----- Given information -----
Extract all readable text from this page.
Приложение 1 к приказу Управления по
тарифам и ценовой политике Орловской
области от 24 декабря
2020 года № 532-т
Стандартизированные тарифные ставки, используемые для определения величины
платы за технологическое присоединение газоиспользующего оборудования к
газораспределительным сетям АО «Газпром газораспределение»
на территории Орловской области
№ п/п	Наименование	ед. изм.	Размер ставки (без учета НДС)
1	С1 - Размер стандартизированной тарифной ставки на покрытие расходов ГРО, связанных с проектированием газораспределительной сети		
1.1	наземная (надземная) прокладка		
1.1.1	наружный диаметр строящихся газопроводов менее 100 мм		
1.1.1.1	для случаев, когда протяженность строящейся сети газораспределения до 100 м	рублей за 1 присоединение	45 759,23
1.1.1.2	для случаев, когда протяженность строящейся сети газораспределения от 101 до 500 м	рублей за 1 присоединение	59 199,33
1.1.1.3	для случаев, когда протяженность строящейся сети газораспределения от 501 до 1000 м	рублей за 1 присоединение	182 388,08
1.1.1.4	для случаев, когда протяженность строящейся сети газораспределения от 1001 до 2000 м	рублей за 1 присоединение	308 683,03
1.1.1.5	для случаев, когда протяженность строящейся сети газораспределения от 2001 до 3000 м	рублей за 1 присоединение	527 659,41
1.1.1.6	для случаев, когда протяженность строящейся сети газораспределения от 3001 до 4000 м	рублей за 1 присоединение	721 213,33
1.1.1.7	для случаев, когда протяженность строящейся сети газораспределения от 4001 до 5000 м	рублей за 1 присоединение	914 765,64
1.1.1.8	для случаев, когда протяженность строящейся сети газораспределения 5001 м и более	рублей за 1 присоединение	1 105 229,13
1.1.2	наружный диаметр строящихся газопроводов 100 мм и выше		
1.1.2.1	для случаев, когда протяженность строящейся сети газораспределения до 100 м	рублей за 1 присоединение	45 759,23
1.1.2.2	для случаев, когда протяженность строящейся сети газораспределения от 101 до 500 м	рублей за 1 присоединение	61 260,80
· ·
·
-----
Problem to solve: Return the lines above exactly, keeping every word.

The completed task:
Extract all readable text from this page.
Приложение 1 к приказу Управления по
тарифам и ценовой политике Орловской
области от 24 декабря
2020 года № 532-т
Стандартизированные тарифные ставки, используемые для определения величины
платы за технологическое присоединение газоиспользующего оборудования к
газораспределительным сетям АО «Газпром газораспределение»
на территории Орловской области
№ п/п	Наименование	ед. изм.	Размер ставки (без учета НДС)
1	С1 - Размер стандартизированной тарифной ставки на покрытие расходов ГРО, связанных с проектированием газораспределительной сети		
1.1	наземная (надземная) прокладка		
1.1.1	наружный диаметр строящихся газопроводов менее 100 мм		
1.1.1.1	для случаев, когда протяженность строящейся сети газораспределения до 100 м	рублей за 1 присоединение	45 759,23
1.1.1.2	для случаев, когда протяженность строящейся сети газораспределения от 101 до 500 м	рублей за 1 присоединение	59 199,33
1.1.1.3	для случаев, когда протяженность строящейся сети газораспределения от 501 до 1000 м	рублей за 1 присоединение	182 388,08
1.1.1.4	для случаев, когда протяженность строящейся сети газораспределения от 1001 до 2000 м	рублей за 1 присоединение	308 683,03
1.1.1.5	для случаев, когда протяженность строящейся сети газораспределения от 2001 до 3000 м	рублей за 1 присоединение	527 659,41
1.1.1.6	для случаев, когда протяженность строящейся сети газораспределения от 3001 до 4000 м	рублей за 1 присоединение	721 213,33
1.1.1.7	для случаев, когда протяженность строящейся сети газораспределения от 4001 до 5000 м	рублей за 1 присоединение	914 765,64
1.1.1.8	для случаев, когда протяженность строящейся сети газораспределения 5001 м и более	рублей за 1 присоединение	1 105 229,13
1.1.2	наружный диаметр строящихся газопроводов 100 мм и выше		
1.1.2.1	для случаев, когда протяженность строящейся сети газораспределения до 100 м	рублей за 1 присоединение	45 759,23
1.1.2.2	для случаев, когда протяженность строящейся сети газораспределения от 101 до 500 м	рублей за 1 присоединение	61 260,80
· ·
·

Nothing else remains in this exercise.